## Stated problem
Scan the listing below. Report each line that includes "abbé".

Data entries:
** Begin **
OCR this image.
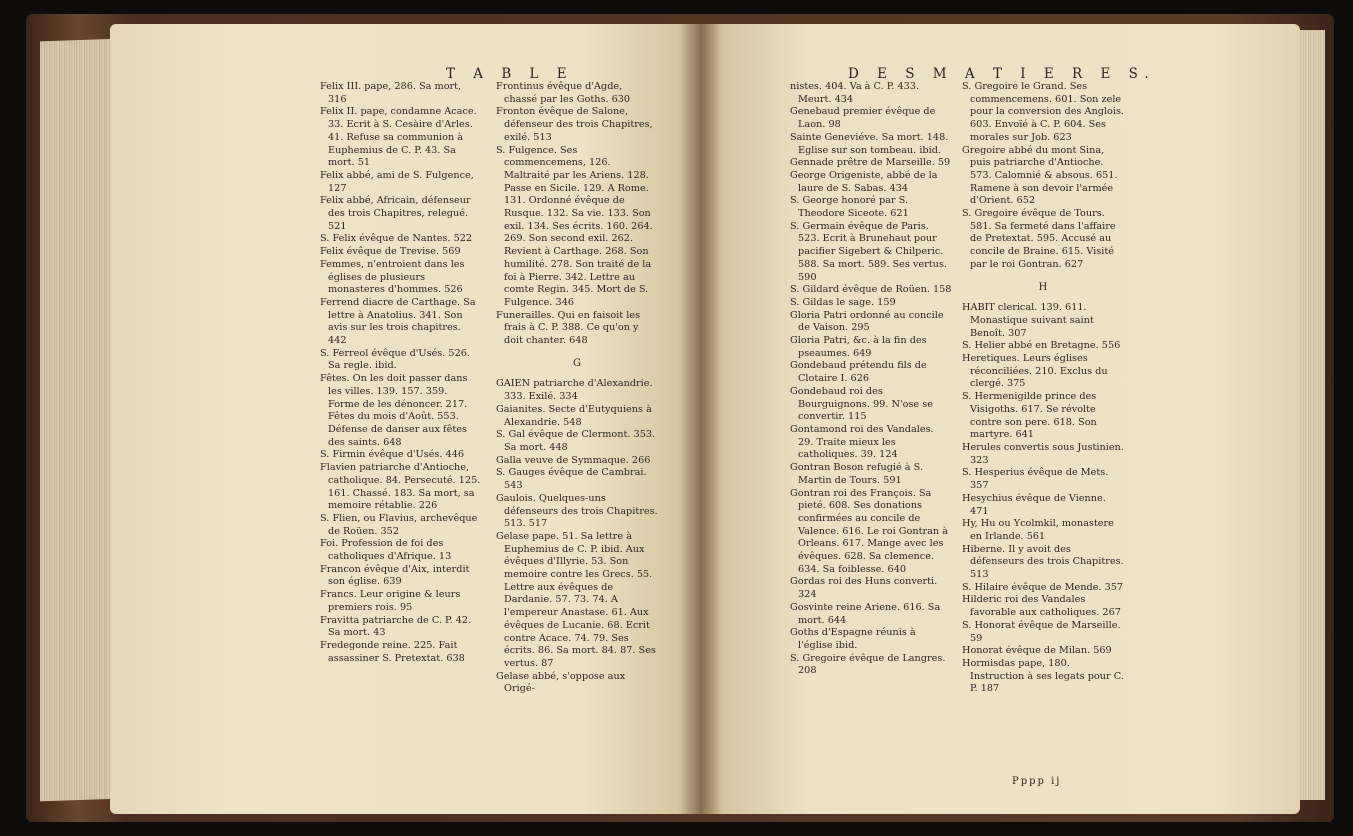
T A B L E	D E S M A T I E R E S.

Felix III. pape, 286. Sa mort, 316

Felix II. pape, condamne Acace. 33. Ecrit à S. Cesàire d'Arles. 41. Refuse sa communion à Euphemius de C. P. 43. Sa mort. 51

Felix abbé, ami de S. Fulgence, 127

Felix abbé, Africain, défenseur des trois Chapitres, relegué. 521

S. Felix évêque de Nantes. 522

Felix évêque de Trevise. 569

Femmes, n'entroient dans les églises de plusieurs monasteres d'hommes. 526

Ferrend diacre de Carthage. Sa lettre à Anatolius. 341. Son avis sur les trois chapitres. 442

S. Ferreol évêque d'Usés. 526. Sa regle. ibid.

Fêtes. On les doit passer dans les villes. 139. 157. 359. Forme de les dénoncer. 217. Fêtes du mois d'Août. 553. Défense de danser aux fêtes des saints. 648

S. Firmin évêque d'Usés. 446

Flavien patriarche d'Antioche, catholique. 84. Persecuté. 125. 161. Chassé. 183. Sa mort, sa memoire rétablie. 226

S. Flien, ou Flavius, archevêque de Roüen. 352

Foi. Profession de foi des catholiques d'Afrique. 13

Francon évêque d'Aix, interdit son église. 639

Francs. Leur origine & leurs premiers rois. 95

Fravitta patriarche de C. P. 42. Sa mort. 43

Fredegonde reine. 225. Fait assassiner S. Pretextat. 638

Frontinus évêque d'Agde, chassé par les Goths. 630

Fronton évêque de Salone, défenseur des trois Chapitres, exilé. 513

S. Fulgence. Ses commencemens, 126. Maltraité par les Ariens. 128. Passe en Sicile. 129. A Rome. 131. Ordonné évêque de Rusque. 132. Sa vie. 133. Son exil. 134. Ses écrits. 160. 264. 269. Son second exil. 262. Revient à Carthage. 268. Son humilité. 278. Son traité de la foi à Pierre. 342. Lettre au comte Regin. 345. Mort de S. Fulgence. 346

Funerailles. Qui en faisoit les frais à C. P. 388. Ce qu'on y doit chanter. 648

G

GAIEN patriarche d'Alexandrie. 333. Exilé. 334

Gaianites. Secte d'Eutyquiens à Alexandrie. 548

S. Gal évêque de Clermont. 353. Sa mort. 448

Galla veuve de Symmaque. 266

S. Gauges évêque de Cambrai. 543

Gaulois. Quelques-uns défenseurs des trois Chapitres. 513. 517

Gelase pape. 51. Sa lettre à Euphemius de C. P. ibid. Aux évêques d'Illyrie. 53. Son memoire contre les Grecs. 55. Lettre aux évêques de Dardanie. 57. 73. 74. A l'empereur Anastase. 61. Aux évêques de Lucanie. 68. Ecrit contre Acace. 74. 79. Ses écrits. 86. Sa mort. 84. 87. Ses vertus. 87

Gelase abbé, s'oppose aux Origé-

nistes. 404. Va à C. P. 433. Meurt. 434

Genebaud premier évêque de Laon. 98

Sainte Geneviéve. Sa mort. 148. Eglise sur son tombeau. ibid.

Gennade prêtre de Marseille. 59

George Origeniste, abbé de la laure de S. Sabas. 434

S. George honoré par S. Theodore Siceote. 621

S. Germain évêque de Paris. 523. Ecrit à Brunehaut pour pacifier Sigebert & Chilperic. 588. Sa mort. 589. Ses vertus. 590

S. Gildard évêque de Roüen. 158

S. Gildas le sage. 159

Gloria Patri ordonné au concile de Vaison. 295

Gloria Patri, &c. à la fin des pseaumes. 649

Gondebaud prétendu fils de Clotaire I. 626

Gondebaud roi des Bourguignons. 99. N'ose se convertir. 115

Gontamond roi des Vandales. 29. Traite mieux les catholiques. 39. 124

Gontran Boson refugié à S. Martin de Tours. 591

Gontran roi des François. Sa pieté. 608. Ses donations confirmées au concile de Valence. 616. Le roi Gontran à Orleans. 617. Mange avec les évêques. 628. Sa clemence. 634. Sa foiblesse. 640

Gordas roi des Huns converti. 324

Gosvinte reine Ariene. 616. Sa mort. 644

Goths d'Espagne réunis à l'église ibid.

S. Gregoire évêque de Langres. 208

S. Gregoire le Grand. Ses commencemens. 601. Son zele pour la conversion des Anglois. 603. Envoïé à C. P. 604. Ses morales sur Job. 623

Gregoire abbé du mont Sina, puis patriarche d'Antioche. 573. Calomnié & absous. 651. Ramene à son devoir l'armée d'Orient. 652

S. Gregoire évêque de Tours. 581. Sa fermeté dans l'affaire de Pretextat. 595. Accusé au concile de Braine. 615. Visité par le roi Gontran. 627

H

HABIT clerical. 139. 611. Monastique suivant saint Benoît. 307

S. Helier abbé en Bretagne. 556

Heretiques. Leurs églises réconciliées. 210. Exclus du clergé. 375

S. Hermenigilde prince des Visigoths. 617. Se révolte contre son pere. 618. Son martyre. 641

Herules convertis sous Justinien. 323

S. Hesperius évêque de Mets. 357

Hesychius évêque de Vienne. 471

Hy, Hu ou Ycolmkil, monastere en Irlande. 561

Hiberne. Il y avoit des défenseurs des trois Chapitres. 513

S. Hilaire évêque de Mende. 357

Hilderic roi des Vandales favorable aux catholiques. 267

S. Honorat évêque de Marseille. 59

Honorat évêque de Milan. 569

Hormisdas pape, 180. Instruction à ses legats pour C. P. 187

Pppp ij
** End **
## Output
Felix abbé, ami de S. Fulgence, 127
Felix abbé, Africain, défenseur des trois Chapitres, relegué. 521
Gelase abbé, s'oppose aux Origé-
George Origeniste, abbé de la laure de S. Sabas. 434
Gregoire abbé du mont Sina, puis patriarche d'Antioche. 573. Calomnié & absous. 651. Ramene à son devoir l'armée d'Orient. 652
S. Helier abbé en Bretagne. 556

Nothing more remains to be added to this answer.